SET EXERCISE:
Return the records exactly as they are.

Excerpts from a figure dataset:
---

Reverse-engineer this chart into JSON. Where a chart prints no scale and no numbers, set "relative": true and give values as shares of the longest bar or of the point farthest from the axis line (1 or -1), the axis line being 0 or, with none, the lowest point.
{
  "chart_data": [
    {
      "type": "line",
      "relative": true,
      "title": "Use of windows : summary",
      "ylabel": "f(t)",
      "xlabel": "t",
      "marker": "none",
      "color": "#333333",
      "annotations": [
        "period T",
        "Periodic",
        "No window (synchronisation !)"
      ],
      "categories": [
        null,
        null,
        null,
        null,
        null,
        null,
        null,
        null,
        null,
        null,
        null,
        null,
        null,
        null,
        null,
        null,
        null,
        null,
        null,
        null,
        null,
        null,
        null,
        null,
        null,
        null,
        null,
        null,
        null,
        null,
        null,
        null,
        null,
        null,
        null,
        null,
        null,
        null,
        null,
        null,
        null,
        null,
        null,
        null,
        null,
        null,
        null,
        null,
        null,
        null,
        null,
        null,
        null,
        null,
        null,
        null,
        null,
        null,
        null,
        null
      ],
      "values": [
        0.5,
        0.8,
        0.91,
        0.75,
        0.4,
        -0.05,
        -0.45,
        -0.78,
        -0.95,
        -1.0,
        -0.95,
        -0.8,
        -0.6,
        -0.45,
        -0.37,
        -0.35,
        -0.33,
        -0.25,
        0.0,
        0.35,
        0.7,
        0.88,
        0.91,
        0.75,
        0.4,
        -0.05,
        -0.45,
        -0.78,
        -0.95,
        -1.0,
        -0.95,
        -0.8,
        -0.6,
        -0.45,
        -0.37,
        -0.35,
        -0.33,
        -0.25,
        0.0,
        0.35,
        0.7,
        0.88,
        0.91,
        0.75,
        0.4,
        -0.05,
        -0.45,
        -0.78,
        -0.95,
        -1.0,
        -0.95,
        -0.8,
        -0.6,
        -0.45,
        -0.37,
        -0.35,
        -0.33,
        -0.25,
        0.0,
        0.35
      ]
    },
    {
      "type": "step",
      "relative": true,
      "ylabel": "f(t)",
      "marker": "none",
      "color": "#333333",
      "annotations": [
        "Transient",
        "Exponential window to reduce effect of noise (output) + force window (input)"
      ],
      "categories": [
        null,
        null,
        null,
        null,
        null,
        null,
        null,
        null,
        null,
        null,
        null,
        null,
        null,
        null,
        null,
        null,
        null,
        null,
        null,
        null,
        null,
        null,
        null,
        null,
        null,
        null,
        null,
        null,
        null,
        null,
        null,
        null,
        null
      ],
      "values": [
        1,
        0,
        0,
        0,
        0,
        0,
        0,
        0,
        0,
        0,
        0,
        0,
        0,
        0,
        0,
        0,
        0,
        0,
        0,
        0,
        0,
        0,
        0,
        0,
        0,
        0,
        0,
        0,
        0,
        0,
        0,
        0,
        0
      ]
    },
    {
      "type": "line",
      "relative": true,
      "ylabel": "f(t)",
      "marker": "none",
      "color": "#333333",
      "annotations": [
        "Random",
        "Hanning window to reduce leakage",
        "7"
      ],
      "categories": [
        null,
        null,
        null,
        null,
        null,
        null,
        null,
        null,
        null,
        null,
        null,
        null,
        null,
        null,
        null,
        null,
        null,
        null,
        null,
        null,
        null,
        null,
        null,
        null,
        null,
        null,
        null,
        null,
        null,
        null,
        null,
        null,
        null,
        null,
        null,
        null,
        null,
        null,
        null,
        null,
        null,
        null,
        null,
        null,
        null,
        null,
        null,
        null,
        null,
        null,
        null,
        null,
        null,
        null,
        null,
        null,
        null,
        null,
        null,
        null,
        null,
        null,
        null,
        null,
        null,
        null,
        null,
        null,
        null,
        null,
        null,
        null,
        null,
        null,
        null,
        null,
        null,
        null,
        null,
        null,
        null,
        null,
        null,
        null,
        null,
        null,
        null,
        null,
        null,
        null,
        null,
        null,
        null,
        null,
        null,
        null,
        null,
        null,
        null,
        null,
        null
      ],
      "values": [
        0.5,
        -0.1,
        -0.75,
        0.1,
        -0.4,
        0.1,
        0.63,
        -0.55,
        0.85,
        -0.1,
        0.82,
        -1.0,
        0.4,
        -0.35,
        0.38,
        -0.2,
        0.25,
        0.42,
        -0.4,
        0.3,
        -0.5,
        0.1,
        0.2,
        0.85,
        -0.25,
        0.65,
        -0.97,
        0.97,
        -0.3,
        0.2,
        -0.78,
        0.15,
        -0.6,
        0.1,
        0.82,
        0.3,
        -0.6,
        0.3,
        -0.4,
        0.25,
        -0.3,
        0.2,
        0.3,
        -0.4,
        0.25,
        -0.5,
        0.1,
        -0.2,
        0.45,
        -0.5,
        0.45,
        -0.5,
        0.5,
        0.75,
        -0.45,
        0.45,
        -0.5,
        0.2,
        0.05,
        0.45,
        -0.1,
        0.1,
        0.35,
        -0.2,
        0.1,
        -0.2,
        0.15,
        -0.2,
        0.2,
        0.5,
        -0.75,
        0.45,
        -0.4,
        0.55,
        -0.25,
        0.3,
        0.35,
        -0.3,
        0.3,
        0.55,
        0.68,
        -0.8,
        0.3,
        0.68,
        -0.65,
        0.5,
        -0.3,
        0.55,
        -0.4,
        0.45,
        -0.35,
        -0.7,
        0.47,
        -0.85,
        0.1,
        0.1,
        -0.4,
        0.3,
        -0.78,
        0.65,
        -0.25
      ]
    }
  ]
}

---

CORRECT OUTPUT:
Reverse-engineer this chart into JSON. Where a chart prints no scale and no numbers, set "relative": true and give values as shares of the longest bar or of the point farthest from the axis line (1 or -1), the axis line being 0 or, with none, the lowest point.
{
  "chart_data": [
    {
      "type": "line",
      "relative": true,
      "title": "Use of windows : summary",
      "ylabel": "f(t)",
      "xlabel": "t",
      "marker": "none",
      "color": "#333333",
      "annotations": [
        "period T",
        "Periodic",
        "No window (synchronisation !)"
      ],
      "categories": [
        null,
        null,
        null,
        null,
        null,
        null,
        null,
        null,
        null,
        null,
        null,
        null,
        null,
        null,
        null,
        null,
        null,
        null,
        null,
        null,
        null,
        null,
        null,
        null,
        null,
        null,
        null,
        null,
        null,
        null,
        null,
        null,
        null,
        null,
        null,
        null,
        null,
        null,
        null,
        null,
        null,
        null,
        null,
        null,
        null,
        null,
        null,
        null,
        null,
        null,
        null,
        null,
        null,
        null,
        null,
        null,
        null,
        null,
        null,
        null
      ],
      "values": [
        0.5,
        0.8,
        0.91,
        0.75,
        0.4,
        -0.05,
        -0.45,
        -0.78,
        -0.95,
        -1.0,
        -0.95,
        -0.8,
        -0.6,
        -0.45,
        -0.37,
        -0.35,
        -0.33,
        -0.25,
        0.0,
        0.35,
        0.7,
        0.88,
        0.91,
        0.75,
        0.4,
        -0.05,
        -0.45,
        -0.78,
        -0.95,
        -1.0,
        -0.95,
        -0.8,
        -0.6,
        -0.45,
        -0.37,
        -0.35,
        -0.33,
        -0.25,
        0.0,
        0.35,
        0.7,
        0.88,
        0.91,
        0.75,
        0.4,
        -0.05,
        -0.45,
        -0.78,
        -0.95,
        -1.0,
        -0.95,
        -0.8,
        -0.6,
        -0.45,
        -0.37,
        -0.35,
        -0.33,
        -0.25,
        0.0,
        0.35
      ]
    },
    {
      "type": "step",
      "relative": true,
      "ylabel": "f(t)",
      "marker": "none",
      "color": "#333333",
      "annotations": [
        "Transient",
        "Exponential window to reduce effect of noise (output) + force window (input)"
      ],
      "categories": [
        null,
        null,
        null,
        null,
        null,
        null,
        null,
        null,
        null,
        null,
        null,
        null,
        null,
        null,
        null,
        null,
        null,
        null,
        null,
        null,
        null,
        null,
        null,
        null,
        null,
        null,
        null,
        null,
        null,
        null,
        null,
        null,
        null
      ],
      "values": [
        1,
        0,
        0,
        0,
        0,
        0,
        0,
        0,
        0,
        0,
        0,
        0,
        0,
        0,
        0,
        0,
        0,
        0,
        0,
        0,
        0,
        0,
        0,
        0,
        0,
        0,
        0,
        0,
        0,
        0,
        0,
        0,
        0
      ]
    },
    {
      "type": "line",
      "relative": true,
      "ylabel": "f(t)",
      "marker": "none",
      "color": "#333333",
      "annotations": [
        "Random",
        "Hanning window to reduce leakage",
        "7"
      ],
      "categories": [
        null,
        null,
        null,
        null,
        null,
        null,
        null,
        null,
        null,
        null,
        null,
        null,
        null,
        null,
        null,
        null,
        null,
        null,
        null,
        null,
        null,
        null,
        null,
        null,
        null,
        null,
        null,
        null,
        null,
        null,
        null,
        null,
        null,
        null,
        null,
        null,
        null,
        null,
        null,
        null,
        null,
        null,
        null,
        null,
        null,
        null,
        null,
        null,
        null,
        null,
        null,
        null,
        null,
        null,
        null,
        null,
        null,
        null,
        null,
        null,
        null,
        null,
        null,
        null,
        null,
        null,
        null,
        null,
        null,
        null,
        null,
        null,
        null,
        null,
        null,
        null,
        null,
        null,
        null,
        null,
        null,
        null,
        null,
        null,
        null,
        null,
        null,
        null,
        null,
        null,
        null,
        null,
        null,
        null,
        null,
        null,
        null,
        null,
        null,
        null,
        null
      ],
      "values": [
        0.5,
        -0.1,
        -0.75,
        0.1,
        -0.4,
        0.1,
        0.63,
        -0.55,
        0.85,
        -0.1,
        0.82,
        -1.0,
        0.4,
        -0.35,
        0.38,
        -0.2,
        0.25,
        0.42,
        -0.4,
        0.3,
        -0.5,
        0.1,
        0.2,
        0.85,
        -0.25,
        0.65,
        -0.97,
        0.97,
        -0.3,
        0.2,
        -0.78,
        0.15,
        -0.6,
        0.1,
        0.82,
        0.3,
        -0.6,
        0.3,
        -0.4,
        0.25,
        -0.3,
        0.2,
        0.3,
        -0.4,
        0.25,
        -0.5,
        0.1,
        -0.2,
        0.45,
        -0.5,
        0.45,
        -0.5,
        0.5,
        0.75,
        -0.45,
        0.45,
        -0.5,
        0.2,
        0.05,
        0.45,
        -0.1,
        0.1,
        0.35,
        -0.2,
        0.1,
        -0.2,
        0.15,
        -0.2,
        0.2,
        0.5,
        -0.75,
        0.45,
        -0.4,
        0.55,
        -0.25,
        0.3,
        0.35,
        -0.3,
        0.3,
        0.55,
        0.68,
        -0.8,
        0.3,
        0.68,
        -0.65,
        0.5,
        -0.3,
        0.55,
        -0.4,
        0.45,
        -0.35,
        -0.7,
        0.47,
        -0.85,
        0.1,
        0.1,
        -0.4,
        0.3,
        -0.78,
        0.65,
        -0.25
      ]
    }
  ]
}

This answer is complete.